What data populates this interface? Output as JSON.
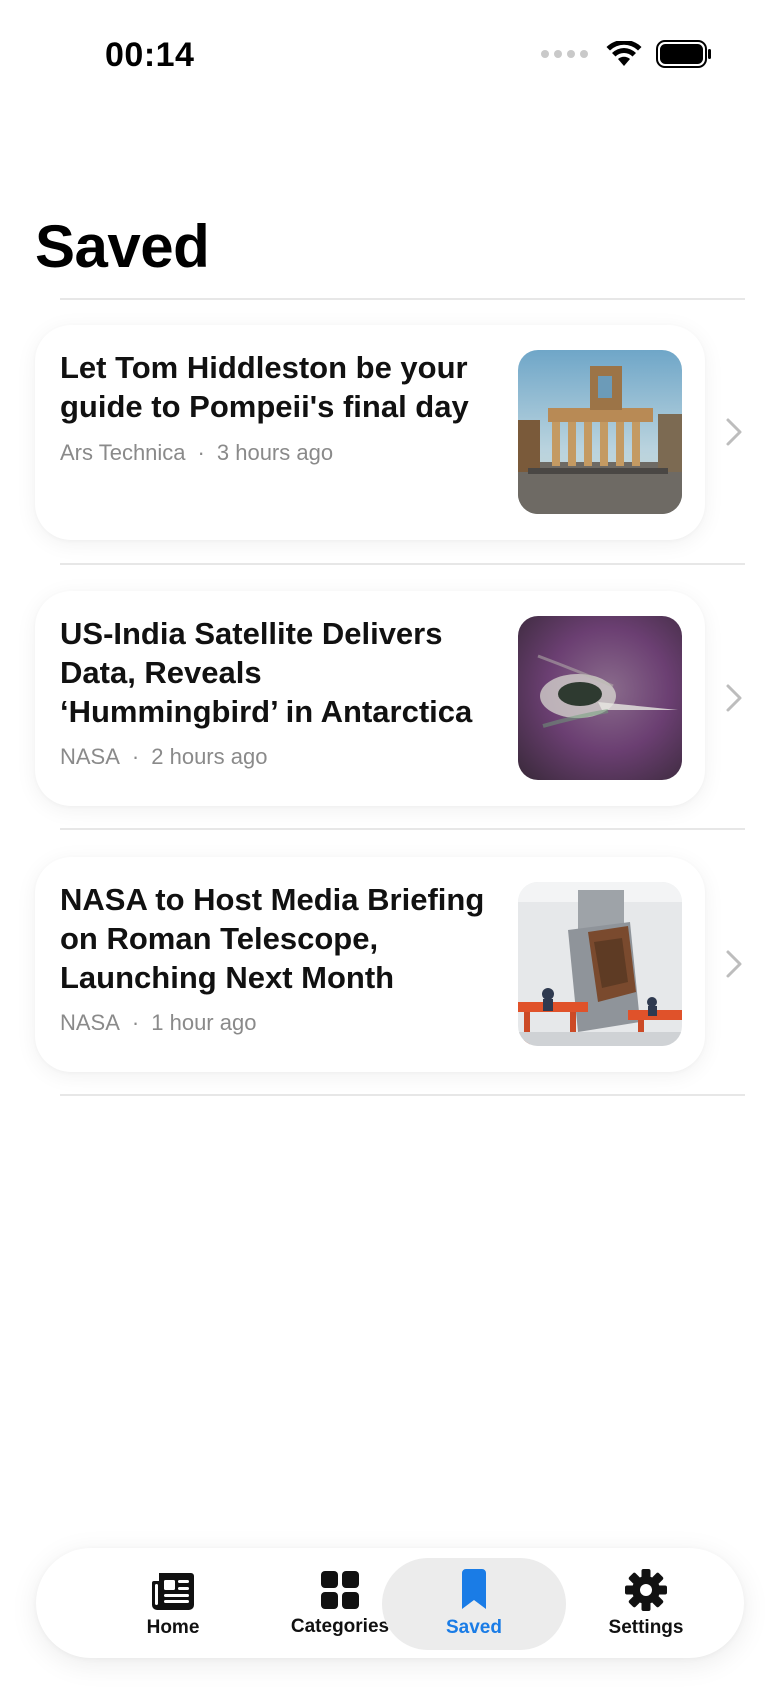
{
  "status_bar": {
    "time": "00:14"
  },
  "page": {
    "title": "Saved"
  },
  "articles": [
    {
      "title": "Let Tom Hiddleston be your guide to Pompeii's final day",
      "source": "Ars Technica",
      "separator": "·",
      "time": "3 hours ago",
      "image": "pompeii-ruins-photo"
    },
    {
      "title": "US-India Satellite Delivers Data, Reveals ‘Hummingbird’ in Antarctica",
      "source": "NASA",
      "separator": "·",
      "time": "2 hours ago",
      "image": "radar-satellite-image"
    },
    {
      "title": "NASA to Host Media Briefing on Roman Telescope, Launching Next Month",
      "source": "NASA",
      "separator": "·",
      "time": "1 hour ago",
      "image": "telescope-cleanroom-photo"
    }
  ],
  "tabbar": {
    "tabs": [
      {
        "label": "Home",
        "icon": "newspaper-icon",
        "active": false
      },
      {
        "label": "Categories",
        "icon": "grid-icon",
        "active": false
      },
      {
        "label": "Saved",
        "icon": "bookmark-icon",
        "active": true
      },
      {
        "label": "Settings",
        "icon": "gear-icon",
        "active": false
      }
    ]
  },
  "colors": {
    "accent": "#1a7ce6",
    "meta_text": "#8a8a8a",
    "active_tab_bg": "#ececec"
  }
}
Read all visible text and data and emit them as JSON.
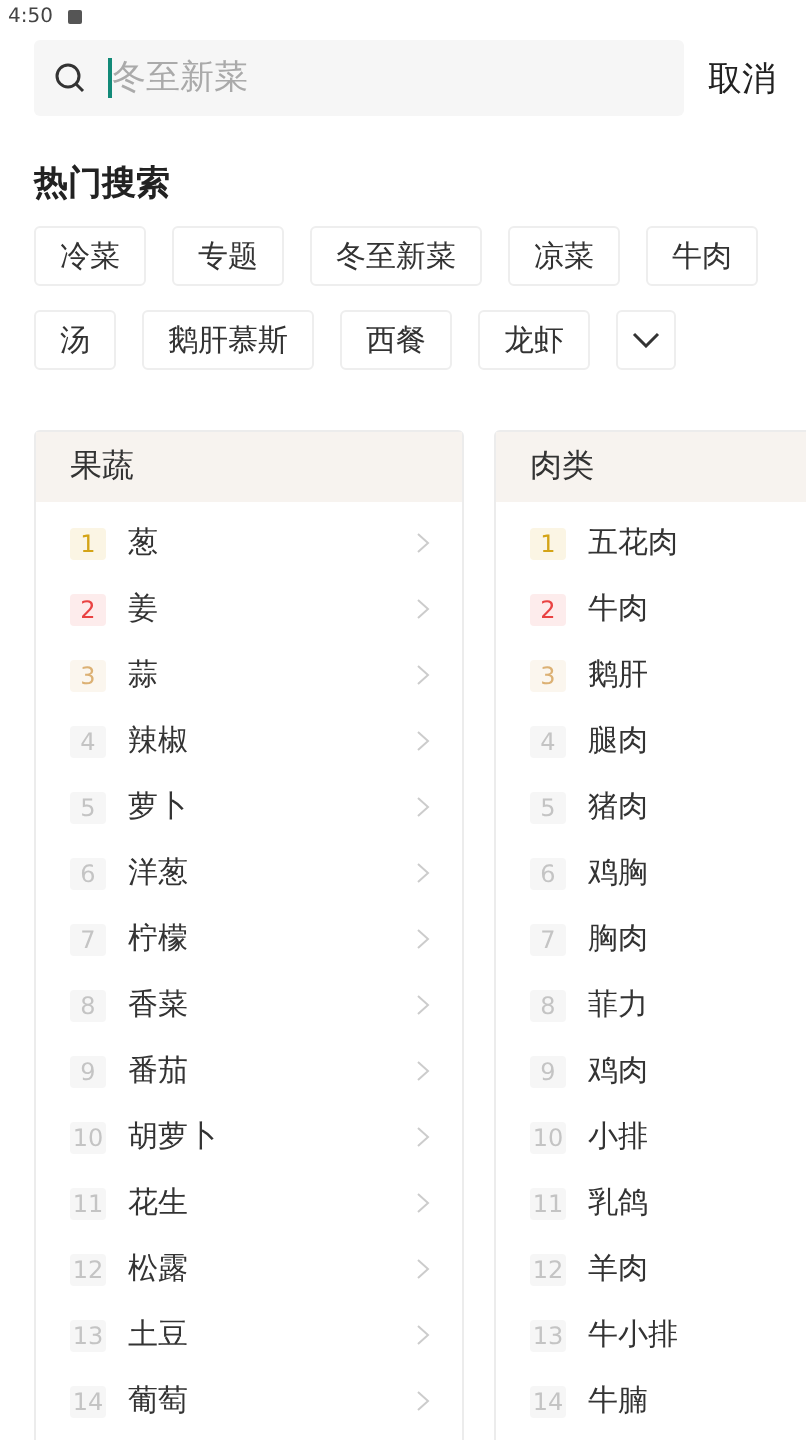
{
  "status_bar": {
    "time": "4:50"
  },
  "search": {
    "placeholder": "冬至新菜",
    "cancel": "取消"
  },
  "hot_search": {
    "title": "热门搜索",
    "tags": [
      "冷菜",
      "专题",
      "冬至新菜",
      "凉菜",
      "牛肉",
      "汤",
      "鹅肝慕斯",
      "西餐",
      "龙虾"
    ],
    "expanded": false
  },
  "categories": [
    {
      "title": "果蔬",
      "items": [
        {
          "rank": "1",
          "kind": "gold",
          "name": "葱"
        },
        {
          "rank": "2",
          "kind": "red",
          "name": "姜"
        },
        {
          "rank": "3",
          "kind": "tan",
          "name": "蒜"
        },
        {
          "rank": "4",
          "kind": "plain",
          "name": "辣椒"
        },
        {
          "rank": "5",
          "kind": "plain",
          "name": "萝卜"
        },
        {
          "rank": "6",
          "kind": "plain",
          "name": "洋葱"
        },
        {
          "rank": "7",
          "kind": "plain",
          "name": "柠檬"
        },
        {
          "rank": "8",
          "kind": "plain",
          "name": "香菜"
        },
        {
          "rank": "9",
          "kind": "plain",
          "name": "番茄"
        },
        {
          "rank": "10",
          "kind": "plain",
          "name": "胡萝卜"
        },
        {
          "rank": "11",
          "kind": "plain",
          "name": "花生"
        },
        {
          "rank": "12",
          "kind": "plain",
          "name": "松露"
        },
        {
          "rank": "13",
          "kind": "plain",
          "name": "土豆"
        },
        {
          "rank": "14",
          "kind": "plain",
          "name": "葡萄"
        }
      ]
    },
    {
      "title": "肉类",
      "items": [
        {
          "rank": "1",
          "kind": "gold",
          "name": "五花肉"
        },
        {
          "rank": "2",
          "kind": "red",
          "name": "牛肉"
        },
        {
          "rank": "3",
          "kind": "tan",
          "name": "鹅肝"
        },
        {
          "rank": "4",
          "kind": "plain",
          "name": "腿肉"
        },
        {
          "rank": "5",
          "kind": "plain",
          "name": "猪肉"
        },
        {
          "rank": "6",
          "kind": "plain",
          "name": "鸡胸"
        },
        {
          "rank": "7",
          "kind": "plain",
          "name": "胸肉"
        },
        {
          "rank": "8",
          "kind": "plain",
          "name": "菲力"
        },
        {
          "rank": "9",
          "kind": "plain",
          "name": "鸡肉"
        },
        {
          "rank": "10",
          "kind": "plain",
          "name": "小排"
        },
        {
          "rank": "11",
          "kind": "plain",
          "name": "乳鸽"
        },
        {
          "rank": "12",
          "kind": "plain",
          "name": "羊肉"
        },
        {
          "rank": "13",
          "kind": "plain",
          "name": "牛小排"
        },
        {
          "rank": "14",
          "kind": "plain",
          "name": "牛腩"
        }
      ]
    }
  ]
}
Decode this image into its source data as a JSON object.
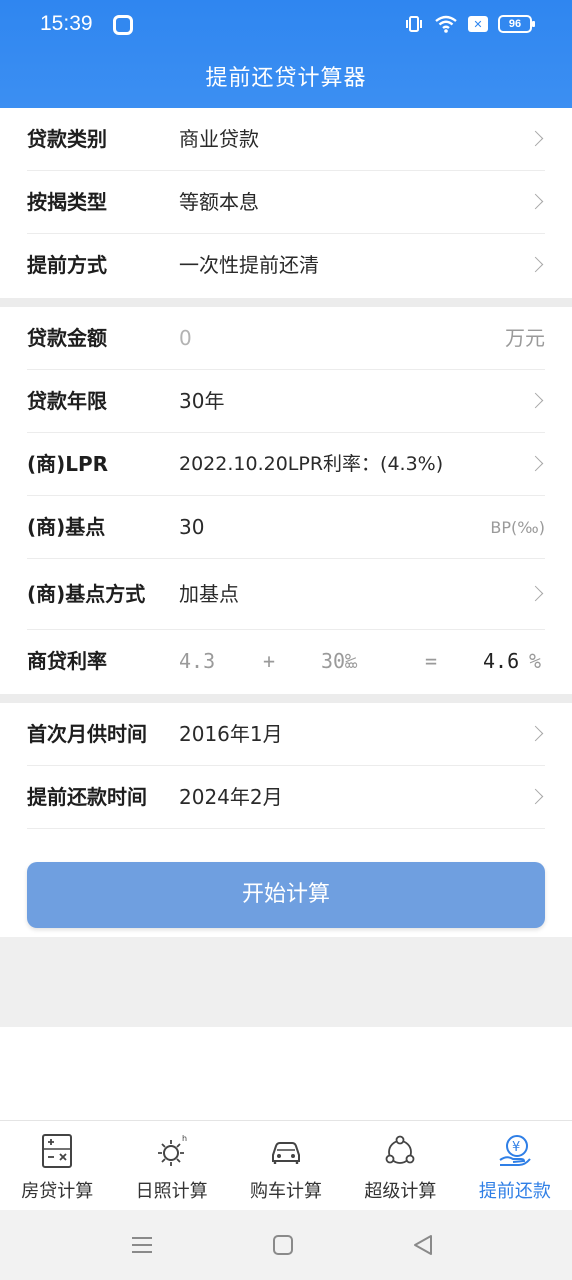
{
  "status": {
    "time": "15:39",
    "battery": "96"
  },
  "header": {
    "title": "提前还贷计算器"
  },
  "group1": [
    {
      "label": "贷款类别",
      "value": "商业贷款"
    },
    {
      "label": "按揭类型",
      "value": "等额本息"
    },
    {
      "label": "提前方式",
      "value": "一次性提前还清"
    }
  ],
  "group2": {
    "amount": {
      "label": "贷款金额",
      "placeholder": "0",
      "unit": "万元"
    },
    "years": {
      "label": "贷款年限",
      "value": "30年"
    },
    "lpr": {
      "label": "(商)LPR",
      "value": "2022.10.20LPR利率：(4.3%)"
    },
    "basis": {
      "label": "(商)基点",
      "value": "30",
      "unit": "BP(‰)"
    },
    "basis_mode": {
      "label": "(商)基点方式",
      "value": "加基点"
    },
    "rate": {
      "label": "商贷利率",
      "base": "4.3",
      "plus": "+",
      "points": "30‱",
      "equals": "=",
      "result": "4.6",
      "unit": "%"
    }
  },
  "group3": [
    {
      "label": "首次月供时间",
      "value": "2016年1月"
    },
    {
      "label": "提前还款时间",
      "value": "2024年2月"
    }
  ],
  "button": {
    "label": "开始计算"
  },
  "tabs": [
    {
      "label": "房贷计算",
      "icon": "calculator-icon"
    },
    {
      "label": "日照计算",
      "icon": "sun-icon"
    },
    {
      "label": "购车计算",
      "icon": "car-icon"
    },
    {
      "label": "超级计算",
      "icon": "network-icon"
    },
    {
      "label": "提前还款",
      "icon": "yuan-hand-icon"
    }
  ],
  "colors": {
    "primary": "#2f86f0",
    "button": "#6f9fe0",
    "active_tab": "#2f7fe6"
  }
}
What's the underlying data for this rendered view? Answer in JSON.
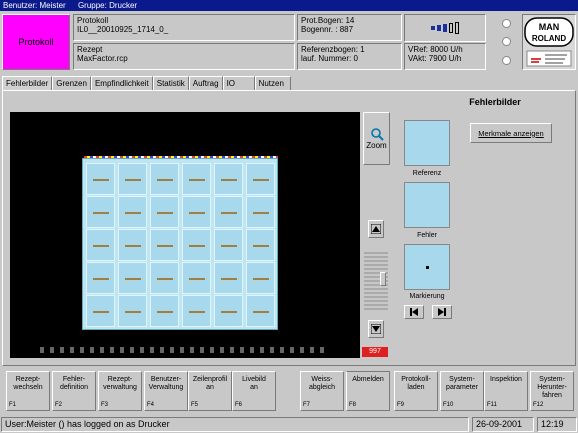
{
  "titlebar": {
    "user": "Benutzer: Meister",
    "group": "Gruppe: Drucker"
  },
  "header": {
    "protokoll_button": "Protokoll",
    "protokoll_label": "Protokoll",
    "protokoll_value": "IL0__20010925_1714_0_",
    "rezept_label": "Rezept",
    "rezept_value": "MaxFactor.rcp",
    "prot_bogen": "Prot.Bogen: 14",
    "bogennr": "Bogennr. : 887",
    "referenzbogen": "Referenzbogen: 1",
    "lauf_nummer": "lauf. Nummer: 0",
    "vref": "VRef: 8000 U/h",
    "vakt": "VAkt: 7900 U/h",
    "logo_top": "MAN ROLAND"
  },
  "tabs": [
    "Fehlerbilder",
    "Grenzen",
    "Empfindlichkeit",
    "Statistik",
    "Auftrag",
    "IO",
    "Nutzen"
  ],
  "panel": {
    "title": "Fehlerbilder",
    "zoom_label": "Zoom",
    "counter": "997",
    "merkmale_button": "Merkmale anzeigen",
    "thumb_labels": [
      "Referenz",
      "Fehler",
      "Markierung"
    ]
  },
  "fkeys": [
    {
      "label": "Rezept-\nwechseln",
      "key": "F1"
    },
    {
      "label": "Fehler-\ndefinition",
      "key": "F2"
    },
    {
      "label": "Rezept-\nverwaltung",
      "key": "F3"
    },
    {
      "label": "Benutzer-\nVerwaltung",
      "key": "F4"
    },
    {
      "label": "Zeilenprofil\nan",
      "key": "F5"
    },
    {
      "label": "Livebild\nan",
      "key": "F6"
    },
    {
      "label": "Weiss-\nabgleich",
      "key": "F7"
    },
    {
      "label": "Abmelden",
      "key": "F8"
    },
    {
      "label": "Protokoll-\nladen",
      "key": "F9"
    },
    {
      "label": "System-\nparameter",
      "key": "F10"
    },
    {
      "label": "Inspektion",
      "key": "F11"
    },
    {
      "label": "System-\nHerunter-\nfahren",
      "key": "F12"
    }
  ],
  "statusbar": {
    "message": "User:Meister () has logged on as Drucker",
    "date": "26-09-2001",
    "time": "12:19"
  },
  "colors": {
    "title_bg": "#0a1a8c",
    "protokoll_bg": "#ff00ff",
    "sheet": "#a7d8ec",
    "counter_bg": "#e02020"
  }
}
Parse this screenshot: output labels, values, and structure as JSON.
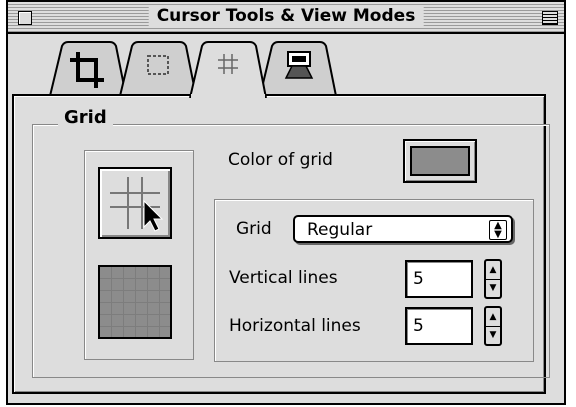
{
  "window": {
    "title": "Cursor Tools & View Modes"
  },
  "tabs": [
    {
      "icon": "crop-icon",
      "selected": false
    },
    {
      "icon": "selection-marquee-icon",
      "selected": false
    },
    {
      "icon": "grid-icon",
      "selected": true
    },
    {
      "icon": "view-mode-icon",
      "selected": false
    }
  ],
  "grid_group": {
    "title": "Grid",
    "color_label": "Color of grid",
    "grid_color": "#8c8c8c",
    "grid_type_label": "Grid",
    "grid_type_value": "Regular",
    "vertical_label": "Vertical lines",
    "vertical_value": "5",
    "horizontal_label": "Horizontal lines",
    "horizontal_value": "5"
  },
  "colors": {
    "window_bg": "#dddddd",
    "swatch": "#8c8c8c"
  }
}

What to do
Take only the line containing "Parse this screenshot: output" and every line after it to the end of the entries, and copy them exactly, pictures excluded.

Output for this exercise
Parse this screenshot: output labels, values, and structure as JSON.
{
  "window": {
    "title": "Cursor Tools & View Modes"
  },
  "tabs": [
    {
      "icon": "crop-icon",
      "selected": false
    },
    {
      "icon": "selection-marquee-icon",
      "selected": false
    },
    {
      "icon": "grid-icon",
      "selected": true
    },
    {
      "icon": "view-mode-icon",
      "selected": false
    }
  ],
  "grid_group": {
    "title": "Grid",
    "color_label": "Color of grid",
    "grid_color": "#8c8c8c",
    "grid_type_label": "Grid",
    "grid_type_value": "Regular",
    "vertical_label": "Vertical lines",
    "vertical_value": "5",
    "horizontal_label": "Horizontal lines",
    "horizontal_value": "5"
  },
  "colors": {
    "window_bg": "#dddddd",
    "swatch": "#8c8c8c"
  }
}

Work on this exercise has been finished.